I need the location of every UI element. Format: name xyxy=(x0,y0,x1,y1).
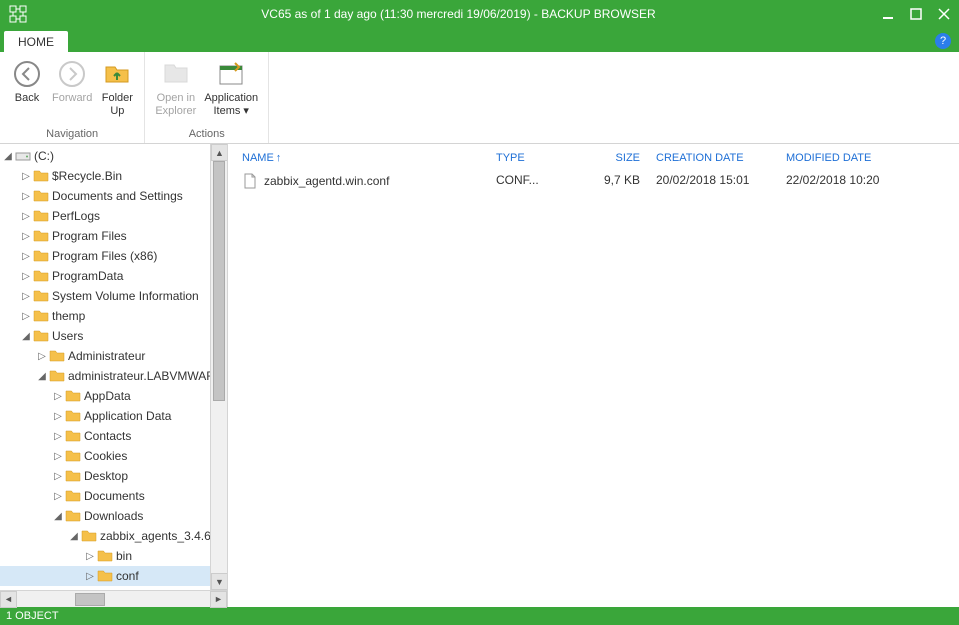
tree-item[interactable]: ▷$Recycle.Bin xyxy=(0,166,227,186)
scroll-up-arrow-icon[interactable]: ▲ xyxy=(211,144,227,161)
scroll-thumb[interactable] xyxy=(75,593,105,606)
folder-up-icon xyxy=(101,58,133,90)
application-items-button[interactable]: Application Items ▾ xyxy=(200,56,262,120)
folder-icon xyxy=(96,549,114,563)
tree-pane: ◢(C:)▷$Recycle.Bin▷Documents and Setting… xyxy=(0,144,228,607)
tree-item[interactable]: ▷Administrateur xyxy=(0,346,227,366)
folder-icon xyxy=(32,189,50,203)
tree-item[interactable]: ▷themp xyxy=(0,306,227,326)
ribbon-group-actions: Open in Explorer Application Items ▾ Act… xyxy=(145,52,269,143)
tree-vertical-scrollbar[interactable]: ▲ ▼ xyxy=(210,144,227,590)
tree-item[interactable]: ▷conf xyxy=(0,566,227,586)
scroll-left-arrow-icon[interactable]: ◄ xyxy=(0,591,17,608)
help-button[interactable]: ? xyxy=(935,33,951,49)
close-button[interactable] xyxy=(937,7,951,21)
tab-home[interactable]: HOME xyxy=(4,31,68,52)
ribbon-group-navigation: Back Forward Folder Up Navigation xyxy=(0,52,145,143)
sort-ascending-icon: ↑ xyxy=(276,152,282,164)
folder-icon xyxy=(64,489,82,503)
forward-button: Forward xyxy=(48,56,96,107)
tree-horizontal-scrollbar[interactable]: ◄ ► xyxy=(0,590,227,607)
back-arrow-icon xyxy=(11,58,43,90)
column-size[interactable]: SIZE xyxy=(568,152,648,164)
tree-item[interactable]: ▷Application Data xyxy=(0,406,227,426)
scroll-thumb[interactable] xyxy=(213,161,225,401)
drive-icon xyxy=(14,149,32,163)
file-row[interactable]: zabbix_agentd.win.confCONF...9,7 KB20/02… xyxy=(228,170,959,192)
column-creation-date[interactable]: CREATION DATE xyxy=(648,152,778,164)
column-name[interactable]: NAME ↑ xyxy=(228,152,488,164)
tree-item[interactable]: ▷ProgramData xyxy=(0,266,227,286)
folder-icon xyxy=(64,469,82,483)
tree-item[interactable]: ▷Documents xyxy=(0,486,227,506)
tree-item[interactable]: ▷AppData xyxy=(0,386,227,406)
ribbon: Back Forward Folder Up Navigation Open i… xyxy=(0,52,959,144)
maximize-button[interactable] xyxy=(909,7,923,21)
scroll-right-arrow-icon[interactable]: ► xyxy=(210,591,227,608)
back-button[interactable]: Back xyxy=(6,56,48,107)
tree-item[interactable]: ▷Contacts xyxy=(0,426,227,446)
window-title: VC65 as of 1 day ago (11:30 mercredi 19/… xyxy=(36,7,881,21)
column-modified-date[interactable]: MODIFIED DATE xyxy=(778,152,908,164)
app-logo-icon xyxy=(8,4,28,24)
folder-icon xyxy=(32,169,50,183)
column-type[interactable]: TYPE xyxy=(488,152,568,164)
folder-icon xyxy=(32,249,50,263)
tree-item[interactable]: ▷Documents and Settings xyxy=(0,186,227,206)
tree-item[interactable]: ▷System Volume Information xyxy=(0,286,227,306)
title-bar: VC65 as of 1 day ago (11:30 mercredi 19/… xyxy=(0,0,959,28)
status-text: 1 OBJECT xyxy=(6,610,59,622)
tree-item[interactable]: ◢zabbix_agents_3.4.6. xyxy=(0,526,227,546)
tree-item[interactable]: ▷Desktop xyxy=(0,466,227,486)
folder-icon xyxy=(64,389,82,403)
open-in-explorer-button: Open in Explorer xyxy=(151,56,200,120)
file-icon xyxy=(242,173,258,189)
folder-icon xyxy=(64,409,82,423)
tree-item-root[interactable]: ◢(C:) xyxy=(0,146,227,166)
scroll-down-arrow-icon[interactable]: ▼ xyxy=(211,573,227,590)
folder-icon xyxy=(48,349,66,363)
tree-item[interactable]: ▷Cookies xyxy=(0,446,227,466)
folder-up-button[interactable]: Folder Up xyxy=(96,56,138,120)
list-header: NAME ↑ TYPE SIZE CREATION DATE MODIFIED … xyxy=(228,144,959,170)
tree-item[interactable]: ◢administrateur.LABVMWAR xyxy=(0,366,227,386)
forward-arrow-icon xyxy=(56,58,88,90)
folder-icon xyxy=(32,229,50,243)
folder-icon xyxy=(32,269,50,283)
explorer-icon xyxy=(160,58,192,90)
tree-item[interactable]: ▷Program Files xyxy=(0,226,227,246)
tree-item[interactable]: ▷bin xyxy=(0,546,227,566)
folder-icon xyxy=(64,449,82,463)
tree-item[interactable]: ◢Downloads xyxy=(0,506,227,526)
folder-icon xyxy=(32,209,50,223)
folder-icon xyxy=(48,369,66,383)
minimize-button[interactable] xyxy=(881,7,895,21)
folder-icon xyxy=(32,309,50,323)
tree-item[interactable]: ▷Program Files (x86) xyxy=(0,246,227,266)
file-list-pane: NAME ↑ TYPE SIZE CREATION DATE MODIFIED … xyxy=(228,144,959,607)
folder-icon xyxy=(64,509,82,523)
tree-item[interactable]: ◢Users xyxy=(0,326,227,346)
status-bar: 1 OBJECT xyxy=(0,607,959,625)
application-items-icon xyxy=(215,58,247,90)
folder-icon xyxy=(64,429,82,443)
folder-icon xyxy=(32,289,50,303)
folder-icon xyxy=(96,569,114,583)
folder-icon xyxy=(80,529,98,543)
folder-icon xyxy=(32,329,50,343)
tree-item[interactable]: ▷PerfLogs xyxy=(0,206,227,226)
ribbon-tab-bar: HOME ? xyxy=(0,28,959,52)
★ ★ ★ ★
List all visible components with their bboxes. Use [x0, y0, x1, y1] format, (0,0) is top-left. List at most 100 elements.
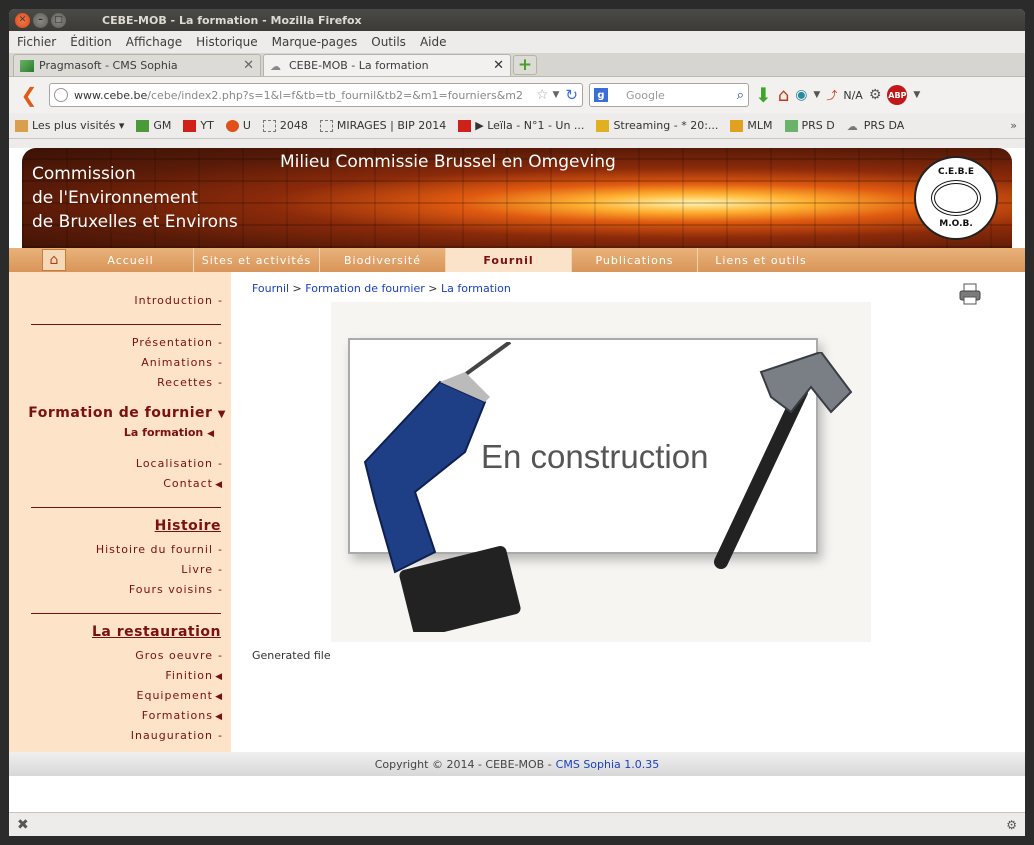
★ ★ ★ ★
▸ Work to be completed
Retype the lines between the one containing "I need the location" and the one containing "forward-button: Forward xyxy=(48,56,96,107)", inclusive, leaving out the pictures.

▸ Full solution
I need the location of every UI element. Format: name xyxy=(x0,y0,x1,y1).
tree-item[interactable]: ▷$Recycle.Bin xyxy=(0,166,227,186)
scroll-up-arrow-icon[interactable]: ▲ xyxy=(211,144,227,161)
scroll-thumb[interactable] xyxy=(75,593,105,606)
folder-up-icon xyxy=(101,58,133,90)
application-items-button[interactable]: Application Items ▾ xyxy=(200,56,262,120)
folder-icon xyxy=(96,549,114,563)
tree-pane: ◢(C:)▷$Recycle.Bin▷Documents and Setting… xyxy=(0,144,228,607)
tree-item[interactable]: ▷Administrateur xyxy=(0,346,227,366)
folder-icon xyxy=(32,189,50,203)
tree-item[interactable]: ▷themp xyxy=(0,306,227,326)
ribbon-group-actions: Open in Explorer Application Items ▾ Act… xyxy=(145,52,269,143)
tree-vertical-scrollbar[interactable]: ▲ ▼ xyxy=(210,144,227,590)
tree-item[interactable]: ▷conf xyxy=(0,566,227,586)
scroll-left-arrow-icon[interactable]: ◄ xyxy=(0,591,17,608)
help-button[interactable]: ? xyxy=(935,33,951,49)
close-button[interactable] xyxy=(937,7,951,21)
tab-home[interactable]: HOME xyxy=(4,31,68,52)
ribbon-group-navigation: Back Forward Folder Up Navigation xyxy=(0,52,145,143)
sort-ascending-icon: ↑ xyxy=(276,152,282,164)
folder-icon xyxy=(64,489,82,503)
forward-button: Forward xyxy=(48,56,96,107)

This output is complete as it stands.